[Dataset items]
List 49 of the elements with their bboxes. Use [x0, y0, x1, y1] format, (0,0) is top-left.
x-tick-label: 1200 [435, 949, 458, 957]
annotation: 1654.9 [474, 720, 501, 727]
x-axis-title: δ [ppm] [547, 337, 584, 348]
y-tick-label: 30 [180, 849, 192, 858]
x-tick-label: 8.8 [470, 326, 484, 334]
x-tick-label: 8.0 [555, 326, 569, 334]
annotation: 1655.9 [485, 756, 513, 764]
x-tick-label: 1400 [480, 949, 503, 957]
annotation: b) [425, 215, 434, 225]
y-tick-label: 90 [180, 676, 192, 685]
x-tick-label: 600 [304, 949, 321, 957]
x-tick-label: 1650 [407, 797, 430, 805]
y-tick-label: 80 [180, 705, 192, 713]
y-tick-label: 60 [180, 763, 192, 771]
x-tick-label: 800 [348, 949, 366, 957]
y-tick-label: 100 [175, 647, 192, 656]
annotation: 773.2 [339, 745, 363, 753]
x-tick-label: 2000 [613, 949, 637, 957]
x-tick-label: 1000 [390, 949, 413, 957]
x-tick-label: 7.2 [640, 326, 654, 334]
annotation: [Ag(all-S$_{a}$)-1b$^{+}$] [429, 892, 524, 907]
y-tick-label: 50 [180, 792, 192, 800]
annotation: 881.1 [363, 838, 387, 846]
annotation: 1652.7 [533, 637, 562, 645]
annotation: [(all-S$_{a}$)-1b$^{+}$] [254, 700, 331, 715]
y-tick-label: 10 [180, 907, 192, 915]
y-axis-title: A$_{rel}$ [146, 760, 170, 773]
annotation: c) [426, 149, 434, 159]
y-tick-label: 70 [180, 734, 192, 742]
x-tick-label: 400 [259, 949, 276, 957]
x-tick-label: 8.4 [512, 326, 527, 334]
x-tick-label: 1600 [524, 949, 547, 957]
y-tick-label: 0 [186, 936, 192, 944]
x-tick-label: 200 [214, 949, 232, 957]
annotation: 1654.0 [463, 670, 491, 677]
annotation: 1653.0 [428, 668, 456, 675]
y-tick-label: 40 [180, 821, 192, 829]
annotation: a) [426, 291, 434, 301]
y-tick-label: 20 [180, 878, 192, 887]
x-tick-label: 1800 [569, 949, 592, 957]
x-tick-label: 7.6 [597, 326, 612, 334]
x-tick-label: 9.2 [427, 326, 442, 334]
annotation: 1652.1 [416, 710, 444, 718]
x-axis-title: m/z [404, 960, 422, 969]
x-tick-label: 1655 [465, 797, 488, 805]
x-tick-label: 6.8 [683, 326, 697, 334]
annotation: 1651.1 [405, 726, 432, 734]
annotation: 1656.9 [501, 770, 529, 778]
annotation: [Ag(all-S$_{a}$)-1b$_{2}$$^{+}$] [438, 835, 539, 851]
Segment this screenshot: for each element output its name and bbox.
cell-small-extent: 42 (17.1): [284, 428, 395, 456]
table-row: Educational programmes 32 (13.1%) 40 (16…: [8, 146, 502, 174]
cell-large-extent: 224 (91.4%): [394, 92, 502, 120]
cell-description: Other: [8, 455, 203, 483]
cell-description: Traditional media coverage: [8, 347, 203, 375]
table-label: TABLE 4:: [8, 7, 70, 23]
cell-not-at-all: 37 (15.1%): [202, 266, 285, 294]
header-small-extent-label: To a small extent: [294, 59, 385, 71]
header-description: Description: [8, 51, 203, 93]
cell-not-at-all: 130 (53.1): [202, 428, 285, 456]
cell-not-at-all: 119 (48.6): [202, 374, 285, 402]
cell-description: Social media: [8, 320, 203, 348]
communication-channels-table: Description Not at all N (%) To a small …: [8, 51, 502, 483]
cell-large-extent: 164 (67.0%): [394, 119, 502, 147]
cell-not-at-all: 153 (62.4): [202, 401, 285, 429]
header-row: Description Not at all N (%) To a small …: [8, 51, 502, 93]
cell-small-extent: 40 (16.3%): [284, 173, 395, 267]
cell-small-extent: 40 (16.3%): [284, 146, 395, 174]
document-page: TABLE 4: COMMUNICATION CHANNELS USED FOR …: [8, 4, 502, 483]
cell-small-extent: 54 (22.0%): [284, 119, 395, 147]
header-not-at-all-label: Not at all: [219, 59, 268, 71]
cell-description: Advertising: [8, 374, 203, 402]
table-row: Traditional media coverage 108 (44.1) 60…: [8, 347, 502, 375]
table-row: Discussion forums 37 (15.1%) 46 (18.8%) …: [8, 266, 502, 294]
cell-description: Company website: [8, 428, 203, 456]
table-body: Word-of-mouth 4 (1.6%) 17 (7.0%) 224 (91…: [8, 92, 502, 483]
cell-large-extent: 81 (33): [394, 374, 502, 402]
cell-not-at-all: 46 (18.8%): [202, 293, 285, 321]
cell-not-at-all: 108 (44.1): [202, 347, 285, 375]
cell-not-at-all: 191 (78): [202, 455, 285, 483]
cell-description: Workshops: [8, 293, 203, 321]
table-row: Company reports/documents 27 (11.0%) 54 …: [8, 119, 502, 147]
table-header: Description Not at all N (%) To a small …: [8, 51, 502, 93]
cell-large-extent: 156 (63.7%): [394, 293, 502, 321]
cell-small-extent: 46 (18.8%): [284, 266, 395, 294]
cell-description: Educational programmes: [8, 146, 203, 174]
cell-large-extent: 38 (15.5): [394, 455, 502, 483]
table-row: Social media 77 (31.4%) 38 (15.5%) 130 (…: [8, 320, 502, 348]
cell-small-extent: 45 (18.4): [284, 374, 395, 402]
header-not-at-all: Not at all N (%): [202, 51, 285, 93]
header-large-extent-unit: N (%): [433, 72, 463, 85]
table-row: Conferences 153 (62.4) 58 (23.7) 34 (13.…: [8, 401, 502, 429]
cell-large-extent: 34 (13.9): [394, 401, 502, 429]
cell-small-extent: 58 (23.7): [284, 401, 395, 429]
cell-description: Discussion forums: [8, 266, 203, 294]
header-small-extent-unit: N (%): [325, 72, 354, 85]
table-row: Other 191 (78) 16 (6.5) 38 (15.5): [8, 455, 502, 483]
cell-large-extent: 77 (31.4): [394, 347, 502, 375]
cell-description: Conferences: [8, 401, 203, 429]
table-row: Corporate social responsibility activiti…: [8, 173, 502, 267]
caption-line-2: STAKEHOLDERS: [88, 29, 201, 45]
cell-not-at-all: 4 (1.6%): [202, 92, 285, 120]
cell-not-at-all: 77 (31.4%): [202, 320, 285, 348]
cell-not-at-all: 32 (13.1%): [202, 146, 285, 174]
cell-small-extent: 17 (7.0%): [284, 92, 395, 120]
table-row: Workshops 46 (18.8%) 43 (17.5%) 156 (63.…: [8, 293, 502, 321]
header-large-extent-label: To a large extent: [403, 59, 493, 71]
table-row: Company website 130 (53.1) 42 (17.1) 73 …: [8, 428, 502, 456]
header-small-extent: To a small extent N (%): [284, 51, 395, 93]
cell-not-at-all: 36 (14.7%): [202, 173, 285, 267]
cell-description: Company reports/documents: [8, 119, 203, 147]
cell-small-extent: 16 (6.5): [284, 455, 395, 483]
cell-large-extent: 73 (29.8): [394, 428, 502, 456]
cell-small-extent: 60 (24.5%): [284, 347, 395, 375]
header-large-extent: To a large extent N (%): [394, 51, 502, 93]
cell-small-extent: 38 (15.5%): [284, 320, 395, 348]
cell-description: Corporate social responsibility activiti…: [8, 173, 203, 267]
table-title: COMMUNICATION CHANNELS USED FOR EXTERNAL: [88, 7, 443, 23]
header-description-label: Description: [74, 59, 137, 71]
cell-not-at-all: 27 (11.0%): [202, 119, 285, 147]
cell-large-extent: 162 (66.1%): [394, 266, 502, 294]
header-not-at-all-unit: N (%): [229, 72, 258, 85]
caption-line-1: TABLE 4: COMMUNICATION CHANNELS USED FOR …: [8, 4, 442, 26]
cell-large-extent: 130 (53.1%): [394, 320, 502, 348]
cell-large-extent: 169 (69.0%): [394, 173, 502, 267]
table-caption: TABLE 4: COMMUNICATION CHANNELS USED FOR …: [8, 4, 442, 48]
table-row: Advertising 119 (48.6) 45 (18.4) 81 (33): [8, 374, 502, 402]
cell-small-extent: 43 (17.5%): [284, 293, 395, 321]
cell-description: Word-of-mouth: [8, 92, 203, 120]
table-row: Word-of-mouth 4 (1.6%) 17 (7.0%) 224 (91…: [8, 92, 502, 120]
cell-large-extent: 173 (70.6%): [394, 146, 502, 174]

* Goal of the exercise:
Repeat the rows from the start of the records through the line that contains "y-tick-label: 30 [180, 849, 192, 858]", including both ends.

* Output for this task:
List 49 of the elements with their bboxes. Use [x0, y0, x1, y1] format, (0,0) is top-left.
x-tick-label: 1200 [435, 949, 458, 957]
annotation: 1654.9 [474, 720, 501, 727]
x-axis-title: δ [ppm] [547, 337, 584, 348]
y-tick-label: 30 [180, 849, 192, 858]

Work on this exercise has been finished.